Requirements:
Transcribe every entry word for word, but skip the images.

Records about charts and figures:
----

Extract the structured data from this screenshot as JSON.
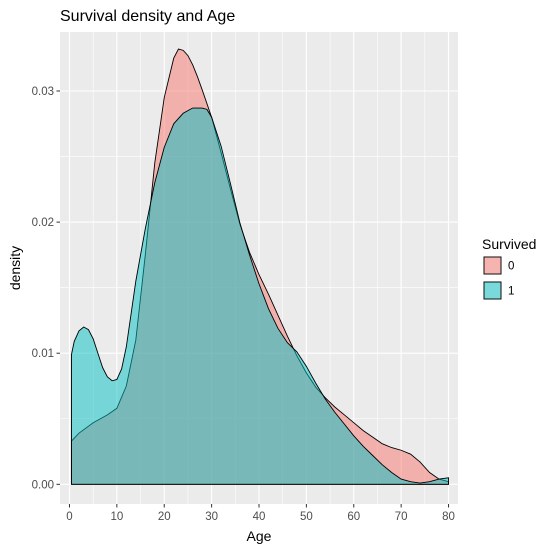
{
  "chart_data": {
    "type": "area",
    "title": "Survival density and Age",
    "xlabel": "Age",
    "ylabel": "density",
    "xlim": [
      -2,
      82
    ],
    "ylim": [
      -0.0015,
      0.0345
    ],
    "x_ticks": [
      0,
      10,
      20,
      30,
      40,
      50,
      60,
      70,
      80
    ],
    "y_ticks": [
      0.0,
      0.01,
      0.02,
      0.03
    ],
    "y_tick_labels": [
      "0.00",
      "0.01",
      "0.02",
      "0.03"
    ],
    "grid": true,
    "legend": {
      "title": "Survived",
      "placement": "right"
    },
    "series": [
      {
        "name": "0",
        "color": "#F8766D",
        "x": [
          0.42,
          2,
          5,
          8,
          10,
          12,
          14,
          16,
          18,
          20,
          22,
          23,
          24,
          25,
          26,
          27,
          28,
          30,
          32,
          34,
          36,
          38,
          40,
          42,
          44,
          46,
          48,
          50,
          52,
          54,
          56,
          58,
          60,
          62,
          64,
          66,
          68,
          70,
          72,
          74,
          76,
          78,
          80
        ],
        "y": [
          0.0033,
          0.0039,
          0.0047,
          0.0053,
          0.0058,
          0.0075,
          0.011,
          0.0175,
          0.0245,
          0.0295,
          0.0325,
          0.0332,
          0.0331,
          0.0327,
          0.032,
          0.0311,
          0.0301,
          0.028,
          0.0253,
          0.0225,
          0.0198,
          0.0177,
          0.016,
          0.0145,
          0.0129,
          0.0113,
          0.0098,
          0.0085,
          0.0074,
          0.0066,
          0.0059,
          0.0053,
          0.0047,
          0.0041,
          0.0036,
          0.0031,
          0.0028,
          0.0026,
          0.0023,
          0.0017,
          0.0009,
          0.0004,
          0.0002
        ]
      },
      {
        "name": "1",
        "color": "#00BFC4",
        "x": [
          0.42,
          1,
          2,
          3,
          4,
          5,
          6,
          7,
          8,
          9,
          10,
          11,
          12,
          13,
          14,
          16,
          18,
          20,
          22,
          24,
          26,
          28,
          29,
          30,
          32,
          34,
          36,
          38,
          40,
          42,
          44,
          46,
          48,
          50,
          52,
          54,
          56,
          58,
          60,
          62,
          64,
          66,
          68,
          70,
          72,
          74,
          76,
          78,
          80
        ],
        "y": [
          0.0099,
          0.0109,
          0.0117,
          0.012,
          0.0118,
          0.0111,
          0.01,
          0.0089,
          0.0082,
          0.0079,
          0.008,
          0.0088,
          0.0105,
          0.013,
          0.0155,
          0.0195,
          0.023,
          0.0257,
          0.0275,
          0.0283,
          0.0287,
          0.0287,
          0.0286,
          0.028,
          0.0258,
          0.0229,
          0.0199,
          0.0175,
          0.0153,
          0.0134,
          0.0119,
          0.0108,
          0.0101,
          0.009,
          0.0077,
          0.0065,
          0.0055,
          0.0046,
          0.0037,
          0.0029,
          0.0022,
          0.0015,
          0.0009,
          0.0004,
          0.0002,
          0.0001,
          0.0002,
          0.0004,
          0.0005
        ]
      }
    ]
  }
}
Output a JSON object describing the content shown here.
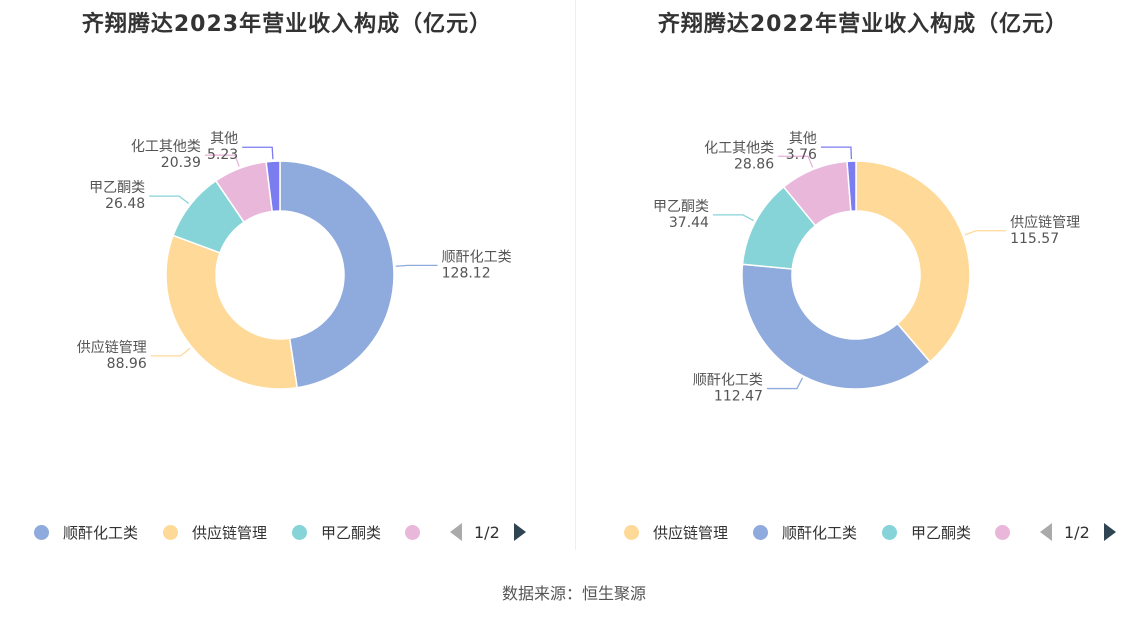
{
  "source": "数据来源：恒生聚源",
  "colors": {
    "blue": "#8faadc",
    "yellow": "#ffd998",
    "cyan": "#86d4d8",
    "pink": "#e8b7da",
    "purple": "#7b7cf0"
  },
  "chart_data": [
    {
      "type": "pie",
      "title": "齐翔腾达2023年营业收入构成（亿元）",
      "unit": "亿元",
      "slices": [
        {
          "label": "顺酐化工类",
          "value": 128.12,
          "value_text": "128.12",
          "color": "#8faadc"
        },
        {
          "label": "供应链管理",
          "value": 88.96,
          "value_text": "88.96",
          "color": "#ffd998"
        },
        {
          "label": "甲乙酮类",
          "value": 26.48,
          "value_text": "26.48",
          "color": "#86d4d8"
        },
        {
          "label": "化工其他类",
          "value": 20.39,
          "value_text": "20.39",
          "color": "#e8b7da"
        },
        {
          "label": "其他",
          "value": 5.23,
          "value_text": "5.23",
          "color": "#7b7cf0"
        }
      ],
      "legend": {
        "items": [
          {
            "label": "顺酐化工类",
            "color": "#8faadc"
          },
          {
            "label": "供应链管理",
            "color": "#ffd998"
          },
          {
            "label": "甲乙酮类",
            "color": "#86d4d8"
          },
          {
            "label": "",
            "color": "#e8b7da"
          }
        ],
        "page": "1/2"
      }
    },
    {
      "type": "pie",
      "title": "齐翔腾达2022年营业收入构成（亿元）",
      "unit": "亿元",
      "slices": [
        {
          "label": "供应链管理",
          "value": 115.57,
          "value_text": "115.57",
          "color": "#ffd998"
        },
        {
          "label": "顺酐化工类",
          "value": 112.47,
          "value_text": "112.47",
          "color": "#8faadc"
        },
        {
          "label": "甲乙酮类",
          "value": 37.44,
          "value_text": "37.44",
          "color": "#86d4d8"
        },
        {
          "label": "化工其他类",
          "value": 28.86,
          "value_text": "28.86",
          "color": "#e8b7da"
        },
        {
          "label": "其他",
          "value": 3.76,
          "value_text": "3.76",
          "color": "#7b7cf0"
        }
      ],
      "legend": {
        "items": [
          {
            "label": "供应链管理",
            "color": "#ffd998"
          },
          {
            "label": "顺酐化工类",
            "color": "#8faadc"
          },
          {
            "label": "甲乙酮类",
            "color": "#86d4d8"
          },
          {
            "label": "",
            "color": "#e8b7da"
          }
        ],
        "page": "1/2"
      }
    }
  ]
}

----

Solution:
Extract the structured data from this screenshot as JSON.
{
  "chart_data": {
    "type": "area",
    "title": "Survival density and Age",
    "xlabel": "Age",
    "ylabel": "density",
    "xlim": [
      -2,
      82
    ],
    "ylim": [
      -0.0015,
      0.0345
    ],
    "x_ticks": [
      0,
      10,
      20,
      30,
      40,
      50,
      60,
      70,
      80
    ],
    "y_ticks": [
      0.0,
      0.01,
      0.02,
      0.03
    ],
    "y_tick_labels": [
      "0.00",
      "0.01",
      "0.02",
      "0.03"
    ],
    "grid": true,
    "legend": {
      "title": "Survived",
      "placement": "right"
    },
    "series": [
      {
        "name": "0",
        "color": "#F8766D",
        "x": [
          0.42,
          2,
          5,
          8,
          10,
          12,
          14,
          16,
          18,
          20,
          22,
          23,
          24,
          25,
          26,
          27,
          28,
          30,
          32,
          34,
          36,
          38,
          40,
          42,
          44,
          46,
          48,
          50,
          52,
          54,
          56,
          58,
          60,
          62,
          64,
          66,
          68,
          70,
          72,
          74,
          76,
          78,
          80
        ],
        "y": [
          0.0033,
          0.0039,
          0.0047,
          0.0053,
          0.0058,
          0.0075,
          0.011,
          0.0175,
          0.0245,
          0.0295,
          0.0325,
          0.0332,
          0.0331,
          0.0327,
          0.032,
          0.0311,
          0.0301,
          0.028,
          0.0253,
          0.0225,
          0.0198,
          0.0177,
          0.016,
          0.0145,
          0.0129,
          0.0113,
          0.0098,
          0.0085,
          0.0074,
          0.0066,
          0.0059,
          0.0053,
          0.0047,
          0.0041,
          0.0036,
          0.0031,
          0.0028,
          0.0026,
          0.0023,
          0.0017,
          0.0009,
          0.0004,
          0.0002
        ]
      },
      {
        "name": "1",
        "color": "#00BFC4",
        "x": [
          0.42,
          1,
          2,
          3,
          4,
          5,
          6,
          7,
          8,
          9,
          10,
          11,
          12,
          13,
          14,
          16,
          18,
          20,
          22,
          24,
          26,
          28,
          29,
          30,
          32,
          34,
          36,
          38,
          40,
          42,
          44,
          46,
          48,
          50,
          52,
          54,
          56,
          58,
          60,
          62,
          64,
          66,
          68,
          70,
          72,
          74,
          76,
          78,
          80
        ],
        "y": [
          0.0099,
          0.0109,
          0.0117,
          0.012,
          0.0118,
          0.0111,
          0.01,
          0.0089,
          0.0082,
          0.0079,
          0.008,
          0.0088,
          0.0105,
          0.013,
          0.0155,
          0.0195,
          0.023,
          0.0257,
          0.0275,
          0.0283,
          0.0287,
          0.0287,
          0.0286,
          0.028,
          0.0258,
          0.0229,
          0.0199,
          0.0175,
          0.0153,
          0.0134,
          0.0119,
          0.0108,
          0.0101,
          0.009,
          0.0077,
          0.0065,
          0.0055,
          0.0046,
          0.0037,
          0.0029,
          0.0022,
          0.0015,
          0.0009,
          0.0004,
          0.0002,
          0.0001,
          0.0002,
          0.0004,
          0.0005
        ]
      }
    ]
  }
}
Output a JSON object describing the content shown here.
{
  "source": "数据来源：恒生聚源",
  "colors": {
    "blue": "#8faadc",
    "yellow": "#ffd998",
    "cyan": "#86d4d8",
    "pink": "#e8b7da",
    "purple": "#7b7cf0"
  },
  "chart_data": [
    {
      "type": "pie",
      "title": "齐翔腾达2023年营业收入构成（亿元）",
      "unit": "亿元",
      "slices": [
        {
          "label": "顺酐化工类",
          "value": 128.12,
          "value_text": "128.12",
          "color": "#8faadc"
        },
        {
          "label": "供应链管理",
          "value": 88.96,
          "value_text": "88.96",
          "color": "#ffd998"
        },
        {
          "label": "甲乙酮类",
          "value": 26.48,
          "value_text": "26.48",
          "color": "#86d4d8"
        },
        {
          "label": "化工其他类",
          "value": 20.39,
          "value_text": "20.39",
          "color": "#e8b7da"
        },
        {
          "label": "其他",
          "value": 5.23,
          "value_text": "5.23",
          "color": "#7b7cf0"
        }
      ],
      "legend": {
        "items": [
          {
            "label": "顺酐化工类",
            "color": "#8faadc"
          },
          {
            "label": "供应链管理",
            "color": "#ffd998"
          },
          {
            "label": "甲乙酮类",
            "color": "#86d4d8"
          },
          {
            "label": "",
            "color": "#e8b7da"
          }
        ],
        "page": "1/2"
      }
    },
    {
      "type": "pie",
      "title": "齐翔腾达2022年营业收入构成（亿元）",
      "unit": "亿元",
      "slices": [
        {
          "label": "供应链管理",
          "value": 115.57,
          "value_text": "115.57",
          "color": "#ffd998"
        },
        {
          "label": "顺酐化工类",
          "value": 112.47,
          "value_text": "112.47",
          "color": "#8faadc"
        },
        {
          "label": "甲乙酮类",
          "value": 37.44,
          "value_text": "37.44",
          "color": "#86d4d8"
        },
        {
          "label": "化工其他类",
          "value": 28.86,
          "value_text": "28.86",
          "color": "#e8b7da"
        },
        {
          "label": "其他",
          "value": 3.76,
          "value_text": "3.76",
          "color": "#7b7cf0"
        }
      ],
      "legend": {
        "items": [
          {
            "label": "供应链管理",
            "color": "#ffd998"
          },
          {
            "label": "顺酐化工类",
            "color": "#8faadc"
          },
          {
            "label": "甲乙酮类",
            "color": "#86d4d8"
          },
          {
            "label": "",
            "color": "#e8b7da"
          }
        ],
        "page": "1/2"
      }
    }
  ]
}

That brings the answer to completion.